**** Records to use

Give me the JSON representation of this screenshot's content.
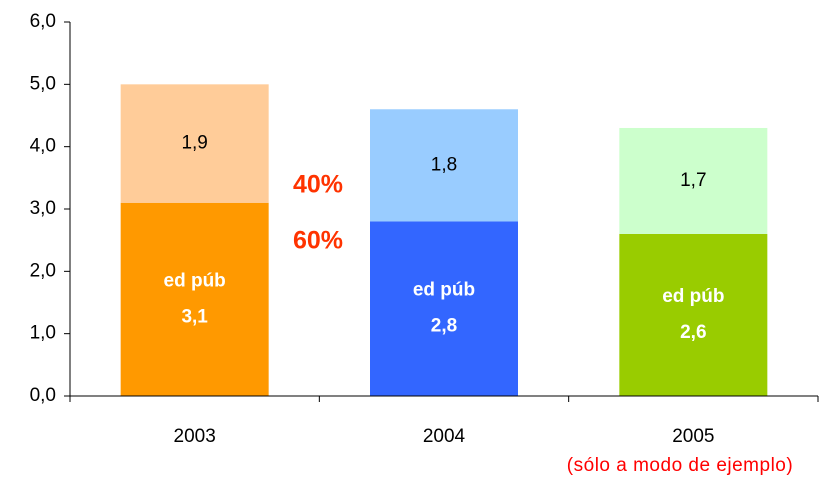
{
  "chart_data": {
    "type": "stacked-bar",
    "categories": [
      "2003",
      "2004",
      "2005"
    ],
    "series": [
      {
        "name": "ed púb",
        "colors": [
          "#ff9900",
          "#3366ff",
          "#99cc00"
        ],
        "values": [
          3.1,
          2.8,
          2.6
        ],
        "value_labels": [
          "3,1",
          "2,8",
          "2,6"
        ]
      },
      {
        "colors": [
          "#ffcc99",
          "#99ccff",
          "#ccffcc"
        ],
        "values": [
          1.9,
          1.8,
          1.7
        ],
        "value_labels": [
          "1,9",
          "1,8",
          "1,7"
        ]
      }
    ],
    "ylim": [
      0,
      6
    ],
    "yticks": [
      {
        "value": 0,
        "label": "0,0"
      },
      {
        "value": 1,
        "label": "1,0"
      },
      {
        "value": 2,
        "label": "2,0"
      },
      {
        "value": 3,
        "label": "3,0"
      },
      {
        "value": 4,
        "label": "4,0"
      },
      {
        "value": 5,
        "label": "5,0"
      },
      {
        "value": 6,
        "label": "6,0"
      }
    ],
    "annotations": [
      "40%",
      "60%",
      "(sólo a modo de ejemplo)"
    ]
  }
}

********
**** Records to use

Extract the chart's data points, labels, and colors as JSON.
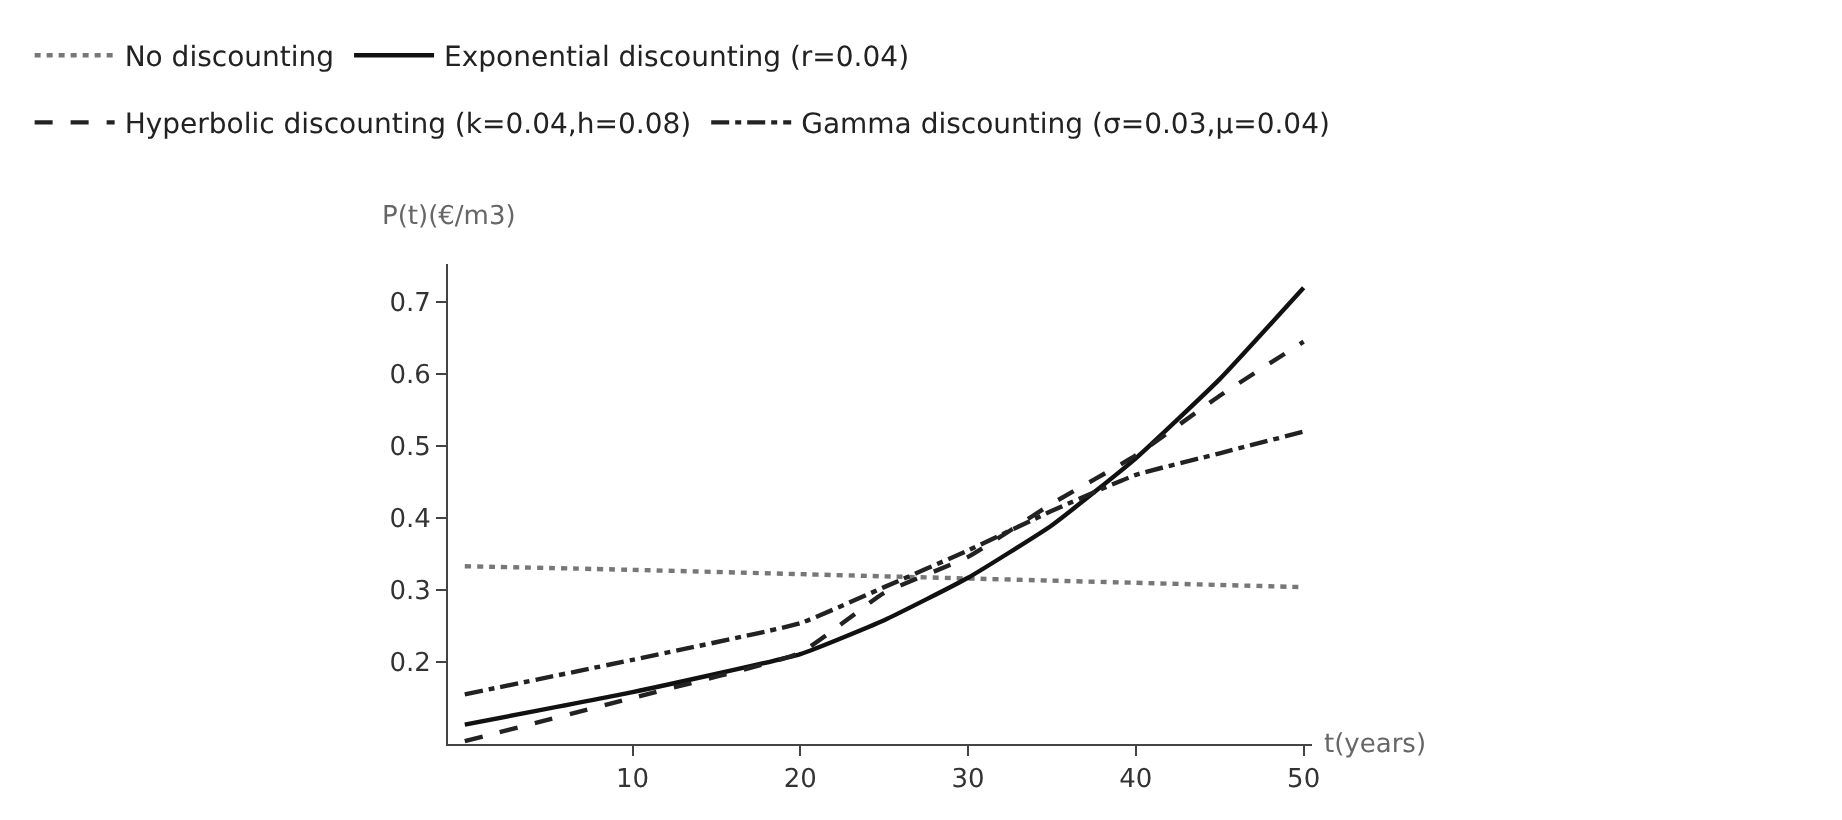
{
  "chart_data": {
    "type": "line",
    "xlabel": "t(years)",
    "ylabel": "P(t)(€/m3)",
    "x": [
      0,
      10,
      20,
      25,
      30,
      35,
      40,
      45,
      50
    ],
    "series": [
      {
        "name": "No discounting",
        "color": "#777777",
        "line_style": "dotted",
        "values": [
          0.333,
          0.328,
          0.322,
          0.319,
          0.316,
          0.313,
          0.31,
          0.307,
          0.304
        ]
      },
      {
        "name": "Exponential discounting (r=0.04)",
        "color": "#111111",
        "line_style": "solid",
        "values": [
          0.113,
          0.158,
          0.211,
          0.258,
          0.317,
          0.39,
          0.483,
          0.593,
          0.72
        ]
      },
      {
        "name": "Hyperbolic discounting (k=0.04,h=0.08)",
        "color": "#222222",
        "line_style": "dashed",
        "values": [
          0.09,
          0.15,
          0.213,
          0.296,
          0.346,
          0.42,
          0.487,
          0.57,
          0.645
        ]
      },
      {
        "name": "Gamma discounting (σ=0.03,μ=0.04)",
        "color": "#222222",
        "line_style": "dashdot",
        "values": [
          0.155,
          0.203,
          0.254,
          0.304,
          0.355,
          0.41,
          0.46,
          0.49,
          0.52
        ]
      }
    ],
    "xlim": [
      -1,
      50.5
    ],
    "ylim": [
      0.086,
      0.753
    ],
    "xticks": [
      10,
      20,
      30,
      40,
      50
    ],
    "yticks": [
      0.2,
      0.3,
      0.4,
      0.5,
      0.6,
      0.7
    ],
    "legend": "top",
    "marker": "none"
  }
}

********
**** Records to use

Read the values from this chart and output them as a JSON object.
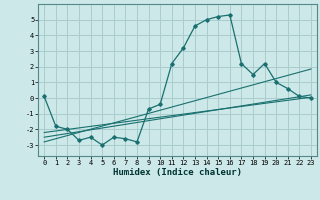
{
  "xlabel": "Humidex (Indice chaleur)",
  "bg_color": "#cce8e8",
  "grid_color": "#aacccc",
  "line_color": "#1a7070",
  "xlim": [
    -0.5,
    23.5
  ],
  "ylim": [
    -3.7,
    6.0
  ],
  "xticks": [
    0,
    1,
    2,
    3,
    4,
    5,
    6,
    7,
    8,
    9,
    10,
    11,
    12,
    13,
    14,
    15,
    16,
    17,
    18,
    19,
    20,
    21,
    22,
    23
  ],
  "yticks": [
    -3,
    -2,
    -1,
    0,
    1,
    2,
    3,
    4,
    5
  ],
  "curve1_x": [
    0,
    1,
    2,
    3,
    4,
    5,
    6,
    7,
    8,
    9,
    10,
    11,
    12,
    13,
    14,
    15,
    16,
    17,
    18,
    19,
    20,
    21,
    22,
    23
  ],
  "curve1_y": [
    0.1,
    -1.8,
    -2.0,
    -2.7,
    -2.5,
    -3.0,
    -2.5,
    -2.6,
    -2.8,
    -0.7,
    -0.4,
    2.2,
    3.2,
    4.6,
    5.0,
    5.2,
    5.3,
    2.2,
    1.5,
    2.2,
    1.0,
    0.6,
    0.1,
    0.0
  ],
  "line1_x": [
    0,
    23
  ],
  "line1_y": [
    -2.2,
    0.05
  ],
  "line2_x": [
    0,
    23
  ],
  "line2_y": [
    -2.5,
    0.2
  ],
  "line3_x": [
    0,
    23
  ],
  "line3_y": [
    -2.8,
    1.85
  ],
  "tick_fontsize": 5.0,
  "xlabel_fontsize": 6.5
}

********

» Written task
From the data above, copy out every line with the string "this" in it.

» Written reply
Give me the JSON representation of this screenshot's content.
Read the values from this chart and output them as a JSON object.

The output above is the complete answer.